> DATASET EXTRACT:

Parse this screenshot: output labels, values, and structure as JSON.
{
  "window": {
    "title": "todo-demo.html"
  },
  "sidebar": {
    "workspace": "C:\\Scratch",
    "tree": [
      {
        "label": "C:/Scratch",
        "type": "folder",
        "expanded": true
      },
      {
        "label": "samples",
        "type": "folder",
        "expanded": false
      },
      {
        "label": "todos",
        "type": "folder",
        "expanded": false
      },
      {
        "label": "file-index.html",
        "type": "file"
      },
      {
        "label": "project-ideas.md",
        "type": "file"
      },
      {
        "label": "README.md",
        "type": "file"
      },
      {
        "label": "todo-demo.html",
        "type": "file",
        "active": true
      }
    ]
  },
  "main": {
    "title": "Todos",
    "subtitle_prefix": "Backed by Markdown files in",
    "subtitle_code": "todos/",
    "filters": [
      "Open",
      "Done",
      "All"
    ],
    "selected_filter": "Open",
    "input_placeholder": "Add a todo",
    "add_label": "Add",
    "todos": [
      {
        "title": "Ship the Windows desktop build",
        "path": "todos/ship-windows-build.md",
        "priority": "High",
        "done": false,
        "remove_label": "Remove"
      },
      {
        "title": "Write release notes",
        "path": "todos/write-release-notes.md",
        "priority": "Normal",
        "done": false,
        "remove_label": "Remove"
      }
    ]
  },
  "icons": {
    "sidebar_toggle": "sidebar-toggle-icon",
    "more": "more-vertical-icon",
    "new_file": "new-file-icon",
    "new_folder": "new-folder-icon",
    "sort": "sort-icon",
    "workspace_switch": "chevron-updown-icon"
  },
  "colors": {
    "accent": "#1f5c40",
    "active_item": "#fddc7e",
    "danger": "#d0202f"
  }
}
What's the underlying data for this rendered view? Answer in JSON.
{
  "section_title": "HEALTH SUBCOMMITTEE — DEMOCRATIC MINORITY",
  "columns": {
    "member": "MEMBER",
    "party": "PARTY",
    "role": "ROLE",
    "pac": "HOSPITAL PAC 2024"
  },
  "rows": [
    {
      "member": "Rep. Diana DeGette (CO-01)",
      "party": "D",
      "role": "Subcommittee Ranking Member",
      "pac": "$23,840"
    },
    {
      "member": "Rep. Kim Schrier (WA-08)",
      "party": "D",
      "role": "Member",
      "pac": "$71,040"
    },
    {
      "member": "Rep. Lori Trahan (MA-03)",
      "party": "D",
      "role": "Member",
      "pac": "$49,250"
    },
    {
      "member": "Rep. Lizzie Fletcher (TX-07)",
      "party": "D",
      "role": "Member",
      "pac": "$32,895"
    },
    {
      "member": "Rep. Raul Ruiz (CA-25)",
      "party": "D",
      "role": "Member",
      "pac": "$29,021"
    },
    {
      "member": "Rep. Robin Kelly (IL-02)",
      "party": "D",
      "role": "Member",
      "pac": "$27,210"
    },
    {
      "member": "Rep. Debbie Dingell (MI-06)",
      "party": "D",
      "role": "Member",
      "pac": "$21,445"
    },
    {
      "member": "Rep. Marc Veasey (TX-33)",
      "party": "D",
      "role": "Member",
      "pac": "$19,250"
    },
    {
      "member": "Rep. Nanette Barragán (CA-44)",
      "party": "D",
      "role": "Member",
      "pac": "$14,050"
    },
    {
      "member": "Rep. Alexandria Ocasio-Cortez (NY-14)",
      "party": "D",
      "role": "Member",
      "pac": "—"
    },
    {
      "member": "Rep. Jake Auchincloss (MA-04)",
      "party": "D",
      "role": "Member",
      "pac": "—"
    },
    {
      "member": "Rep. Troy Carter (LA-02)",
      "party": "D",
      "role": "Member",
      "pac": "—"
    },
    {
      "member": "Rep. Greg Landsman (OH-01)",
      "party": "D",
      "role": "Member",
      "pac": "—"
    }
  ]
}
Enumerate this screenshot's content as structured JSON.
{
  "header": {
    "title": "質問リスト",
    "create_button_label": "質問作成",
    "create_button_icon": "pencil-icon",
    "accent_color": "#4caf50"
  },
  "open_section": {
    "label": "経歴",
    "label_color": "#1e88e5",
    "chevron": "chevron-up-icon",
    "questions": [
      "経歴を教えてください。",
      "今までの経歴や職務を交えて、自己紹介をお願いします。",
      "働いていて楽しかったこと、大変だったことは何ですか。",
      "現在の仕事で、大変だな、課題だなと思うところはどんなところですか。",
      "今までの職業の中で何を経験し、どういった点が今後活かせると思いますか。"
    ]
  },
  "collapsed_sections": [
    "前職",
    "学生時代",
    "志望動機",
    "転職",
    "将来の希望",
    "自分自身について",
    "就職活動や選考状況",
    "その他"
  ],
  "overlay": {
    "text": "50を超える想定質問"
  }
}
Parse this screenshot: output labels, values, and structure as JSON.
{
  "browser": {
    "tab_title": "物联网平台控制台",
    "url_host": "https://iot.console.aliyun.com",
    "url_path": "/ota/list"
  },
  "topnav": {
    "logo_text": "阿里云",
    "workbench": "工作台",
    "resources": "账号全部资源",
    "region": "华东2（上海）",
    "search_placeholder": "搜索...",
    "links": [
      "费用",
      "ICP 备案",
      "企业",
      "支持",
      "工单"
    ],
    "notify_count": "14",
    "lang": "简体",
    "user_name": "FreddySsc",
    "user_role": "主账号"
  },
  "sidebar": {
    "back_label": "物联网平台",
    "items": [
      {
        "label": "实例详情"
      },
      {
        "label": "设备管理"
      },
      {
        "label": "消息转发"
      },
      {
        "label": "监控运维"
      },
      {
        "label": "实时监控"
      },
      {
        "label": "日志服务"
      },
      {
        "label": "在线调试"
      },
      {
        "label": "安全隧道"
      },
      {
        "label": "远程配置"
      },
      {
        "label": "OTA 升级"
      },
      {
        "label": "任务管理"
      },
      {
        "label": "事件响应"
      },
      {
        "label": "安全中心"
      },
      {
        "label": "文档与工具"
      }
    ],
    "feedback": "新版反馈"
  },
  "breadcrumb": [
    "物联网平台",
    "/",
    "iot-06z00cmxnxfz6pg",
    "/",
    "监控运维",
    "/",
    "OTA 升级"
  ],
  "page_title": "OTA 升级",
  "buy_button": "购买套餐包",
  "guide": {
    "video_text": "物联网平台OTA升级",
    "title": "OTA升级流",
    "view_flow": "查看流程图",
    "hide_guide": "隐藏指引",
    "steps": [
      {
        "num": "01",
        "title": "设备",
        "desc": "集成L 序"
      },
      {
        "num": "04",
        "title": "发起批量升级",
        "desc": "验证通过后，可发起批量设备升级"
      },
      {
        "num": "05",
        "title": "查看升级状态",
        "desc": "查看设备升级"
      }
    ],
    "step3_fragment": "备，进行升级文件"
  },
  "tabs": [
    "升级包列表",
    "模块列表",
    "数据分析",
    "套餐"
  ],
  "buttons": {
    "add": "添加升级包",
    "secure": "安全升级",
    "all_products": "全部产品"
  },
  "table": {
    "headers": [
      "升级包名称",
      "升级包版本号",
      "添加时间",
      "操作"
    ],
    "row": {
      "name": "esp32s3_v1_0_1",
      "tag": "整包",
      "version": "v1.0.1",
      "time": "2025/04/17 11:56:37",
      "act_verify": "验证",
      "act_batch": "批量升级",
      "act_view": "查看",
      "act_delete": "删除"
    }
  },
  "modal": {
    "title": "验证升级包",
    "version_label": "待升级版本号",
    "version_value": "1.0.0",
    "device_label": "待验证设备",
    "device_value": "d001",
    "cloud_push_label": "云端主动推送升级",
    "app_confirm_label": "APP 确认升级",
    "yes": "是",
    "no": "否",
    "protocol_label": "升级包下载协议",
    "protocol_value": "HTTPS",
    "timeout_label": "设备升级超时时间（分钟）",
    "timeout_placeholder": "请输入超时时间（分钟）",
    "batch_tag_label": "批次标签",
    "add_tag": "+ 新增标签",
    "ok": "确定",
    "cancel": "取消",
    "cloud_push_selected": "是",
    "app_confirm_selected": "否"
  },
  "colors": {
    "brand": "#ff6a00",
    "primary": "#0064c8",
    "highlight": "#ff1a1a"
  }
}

> STATED GOAL: Return, from the data, each line that has the word "html" in it.

> EXPECTED OUTPUT:
    "title": "todo-demo.html"
        "label": "file-index.html",
        "label": "todo-demo.html",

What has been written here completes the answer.